> [GIVEN INSTRUCTION]: Every line of the records must be repeated exactly; pictures stay out.

(Raw records)
══════════

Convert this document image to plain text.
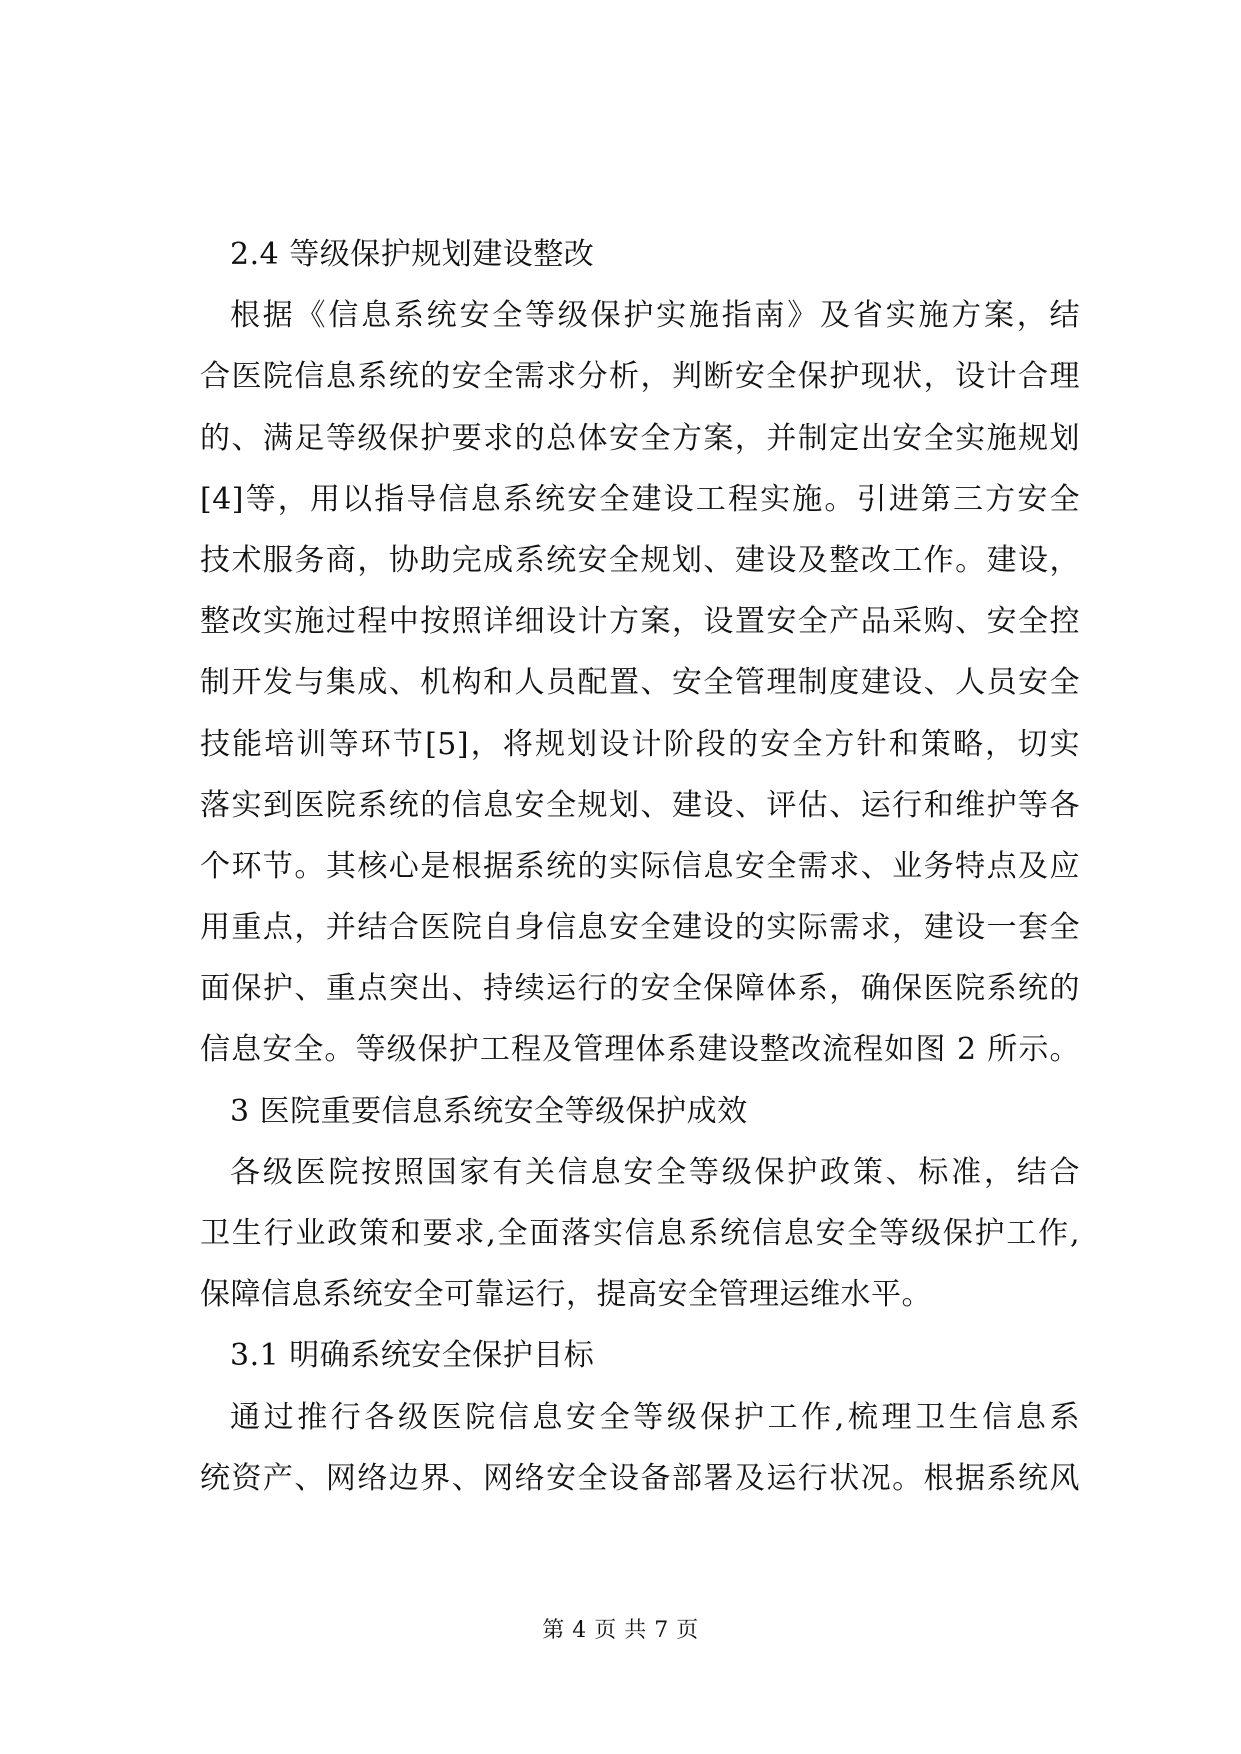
2.4 等级保护规划建设整改
根据《信息系统安全等级保护实施指南》及省实施方案，结
合医院信息系统的安全需求分析，判断安全保护现状，设计合理
的、满足等级保护要求的总体安全方案，并制定出安全实施规划
[4]等，用以指导信息系统安全建设工程实施。引进第三方安全
技术服务商，协助完成系统安全规划、建设及整改工作。建设，
整改实施过程中按照详细设计方案，设置安全产品采购、安全控
制开发与集成、机构和人员配置、安全管理制度建设、人员安全
技能培训等环节[5]，将规划设计阶段的安全方针和策略，切实
落实到医院系统的信息安全规划、建设、评估、运行和维护等各
个环节。其核心是根据系统的实际信息安全需求、业务特点及应
用重点，并结合医院自身信息安全建设的实际需求，建设一套全
面保护、重点突出、持续运行的安全保障体系，确保医院系统的
信息安全。等级保护工程及管理体系建设整改流程如图 2 所示。
3 医院重要信息系统安全等级保护成效
各级医院按照国家有关信息安全等级保护政策、标准，结合
卫生行业政策和要求,全面落实信息系统信息安全等级保护工作,
保障信息系统安全可靠运行，提高安全管理运维水平。
3.1 明确系统安全保护目标
通过推行各级医院信息安全等级保护工作,梳理卫生信息系
统资产、网络边界、网络安全设备部署及运行状况。根据系统风
第 4 页 共 7 页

══════════

> [ANSWER TO THIS PROBLEM]:
Convert this document image to plain text.
2.4 等级保护规划建设整改
根据《信息系统安全等级保护实施指南》及省实施方案，结
合医院信息系统的安全需求分析，判断安全保护现状，设计合理
的、满足等级保护要求的总体安全方案，并制定出安全实施规划
[4]等，用以指导信息系统安全建设工程实施。引进第三方安全
技术服务商，协助完成系统安全规划、建设及整改工作。建设，
整改实施过程中按照详细设计方案，设置安全产品采购、安全控
制开发与集成、机构和人员配置、安全管理制度建设、人员安全
技能培训等环节[5]，将规划设计阶段的安全方针和策略，切实
落实到医院系统的信息安全规划、建设、评估、运行和维护等各
个环节。其核心是根据系统的实际信息安全需求、业务特点及应
用重点，并结合医院自身信息安全建设的实际需求，建设一套全
面保护、重点突出、持续运行的安全保障体系，确保医院系统的
信息安全。等级保护工程及管理体系建设整改流程如图 2 所示。
3 医院重要信息系统安全等级保护成效
各级医院按照国家有关信息安全等级保护政策、标准，结合
卫生行业政策和要求,全面落实信息系统信息安全等级保护工作,
保障信息系统安全可靠运行，提高安全管理运维水平。
3.1 明确系统安全保护目标
通过推行各级医院信息安全等级保护工作,梳理卫生信息系
统资产、网络边界、网络安全设备部署及运行状况。根据系统风
第 4 页 共 7 页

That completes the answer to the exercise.